- **INSTRUCTIONS TO FOLLOW**: Return all of the data exactly as given.

- **DATA SHOWN**:

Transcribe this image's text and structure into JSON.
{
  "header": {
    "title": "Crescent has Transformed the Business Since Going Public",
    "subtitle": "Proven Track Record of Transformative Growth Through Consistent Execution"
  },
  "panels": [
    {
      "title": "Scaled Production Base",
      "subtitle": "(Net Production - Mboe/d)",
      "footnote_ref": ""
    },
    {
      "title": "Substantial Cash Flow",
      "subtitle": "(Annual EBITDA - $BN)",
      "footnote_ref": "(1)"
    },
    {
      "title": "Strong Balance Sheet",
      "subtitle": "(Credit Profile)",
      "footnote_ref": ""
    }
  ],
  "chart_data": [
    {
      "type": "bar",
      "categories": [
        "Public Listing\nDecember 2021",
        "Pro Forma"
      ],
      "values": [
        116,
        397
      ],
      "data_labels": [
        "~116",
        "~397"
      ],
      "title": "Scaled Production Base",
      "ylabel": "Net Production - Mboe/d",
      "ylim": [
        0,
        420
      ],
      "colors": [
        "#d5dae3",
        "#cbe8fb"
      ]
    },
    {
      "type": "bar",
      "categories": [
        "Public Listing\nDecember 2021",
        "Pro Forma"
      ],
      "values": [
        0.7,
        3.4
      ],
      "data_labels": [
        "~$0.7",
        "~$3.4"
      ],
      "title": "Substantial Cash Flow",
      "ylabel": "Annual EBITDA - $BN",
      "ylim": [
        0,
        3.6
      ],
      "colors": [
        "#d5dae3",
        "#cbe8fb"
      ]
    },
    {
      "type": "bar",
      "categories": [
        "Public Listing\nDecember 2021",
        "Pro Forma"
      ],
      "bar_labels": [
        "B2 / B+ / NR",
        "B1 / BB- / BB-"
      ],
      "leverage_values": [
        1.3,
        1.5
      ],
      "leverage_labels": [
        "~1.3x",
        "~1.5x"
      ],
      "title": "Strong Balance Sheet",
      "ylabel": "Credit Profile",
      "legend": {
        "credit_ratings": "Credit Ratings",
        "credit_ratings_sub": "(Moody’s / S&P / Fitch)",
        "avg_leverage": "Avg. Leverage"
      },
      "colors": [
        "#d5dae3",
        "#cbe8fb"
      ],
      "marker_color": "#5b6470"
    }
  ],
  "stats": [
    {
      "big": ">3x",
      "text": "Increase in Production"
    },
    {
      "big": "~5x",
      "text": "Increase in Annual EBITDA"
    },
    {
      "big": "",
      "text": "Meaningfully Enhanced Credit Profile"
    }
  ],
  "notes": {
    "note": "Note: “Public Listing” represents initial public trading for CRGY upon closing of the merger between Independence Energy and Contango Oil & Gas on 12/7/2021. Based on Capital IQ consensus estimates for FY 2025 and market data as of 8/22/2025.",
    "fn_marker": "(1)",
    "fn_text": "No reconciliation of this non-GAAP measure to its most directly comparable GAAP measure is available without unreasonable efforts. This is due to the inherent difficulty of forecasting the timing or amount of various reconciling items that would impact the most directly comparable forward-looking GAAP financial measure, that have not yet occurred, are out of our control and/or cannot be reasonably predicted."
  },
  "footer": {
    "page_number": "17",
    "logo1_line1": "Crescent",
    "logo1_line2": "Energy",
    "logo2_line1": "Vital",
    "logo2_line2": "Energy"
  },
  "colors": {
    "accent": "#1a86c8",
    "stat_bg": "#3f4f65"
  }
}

- **IN RESPONSE**:
Transcribe this image's text and structure into JSON.
{
  "header": {
    "title": "Crescent has Transformed the Business Since Going Public",
    "subtitle": "Proven Track Record of Transformative Growth Through Consistent Execution"
  },
  "panels": [
    {
      "title": "Scaled Production Base",
      "subtitle": "(Net Production - Mboe/d)",
      "footnote_ref": ""
    },
    {
      "title": "Substantial Cash Flow",
      "subtitle": "(Annual EBITDA - $BN)",
      "footnote_ref": "(1)"
    },
    {
      "title": "Strong Balance Sheet",
      "subtitle": "(Credit Profile)",
      "footnote_ref": ""
    }
  ],
  "chart_data": [
    {
      "type": "bar",
      "categories": [
        "Public Listing\nDecember 2021",
        "Pro Forma"
      ],
      "values": [
        116,
        397
      ],
      "data_labels": [
        "~116",
        "~397"
      ],
      "title": "Scaled Production Base",
      "ylabel": "Net Production - Mboe/d",
      "ylim": [
        0,
        420
      ],
      "colors": [
        "#d5dae3",
        "#cbe8fb"
      ]
    },
    {
      "type": "bar",
      "categories": [
        "Public Listing\nDecember 2021",
        "Pro Forma"
      ],
      "values": [
        0.7,
        3.4
      ],
      "data_labels": [
        "~$0.7",
        "~$3.4"
      ],
      "title": "Substantial Cash Flow",
      "ylabel": "Annual EBITDA - $BN",
      "ylim": [
        0,
        3.6
      ],
      "colors": [
        "#d5dae3",
        "#cbe8fb"
      ]
    },
    {
      "type": "bar",
      "categories": [
        "Public Listing\nDecember 2021",
        "Pro Forma"
      ],
      "bar_labels": [
        "B2 / B+ / NR",
        "B1 / BB- / BB-"
      ],
      "leverage_values": [
        1.3,
        1.5
      ],
      "leverage_labels": [
        "~1.3x",
        "~1.5x"
      ],
      "title": "Strong Balance Sheet",
      "ylabel": "Credit Profile",
      "legend": {
        "credit_ratings": "Credit Ratings",
        "credit_ratings_sub": "(Moody’s / S&P / Fitch)",
        "avg_leverage": "Avg. Leverage"
      },
      "colors": [
        "#d5dae3",
        "#cbe8fb"
      ],
      "marker_color": "#5b6470"
    }
  ],
  "stats": [
    {
      "big": ">3x",
      "text": "Increase in Production"
    },
    {
      "big": "~5x",
      "text": "Increase in Annual EBITDA"
    },
    {
      "big": "",
      "text": "Meaningfully Enhanced Credit Profile"
    }
  ],
  "notes": {
    "note": "Note: “Public Listing” represents initial public trading for CRGY upon closing of the merger between Independence Energy and Contango Oil & Gas on 12/7/2021. Based on Capital IQ consensus estimates for FY 2025 and market data as of 8/22/2025.",
    "fn_marker": "(1)",
    "fn_text": "No reconciliation of this non-GAAP measure to its most directly comparable GAAP measure is available without unreasonable efforts. This is due to the inherent difficulty of forecasting the timing or amount of various reconciling items that would impact the most directly comparable forward-looking GAAP financial measure, that have not yet occurred, are out of our control and/or cannot be reasonably predicted."
  },
  "footer": {
    "page_number": "17",
    "logo1_line1": "Crescent",
    "logo1_line2": "Energy",
    "logo2_line1": "Vital",
    "logo2_line2": "Energy"
  },
  "colors": {
    "accent": "#1a86c8",
    "stat_bg": "#3f4f65"
  }
}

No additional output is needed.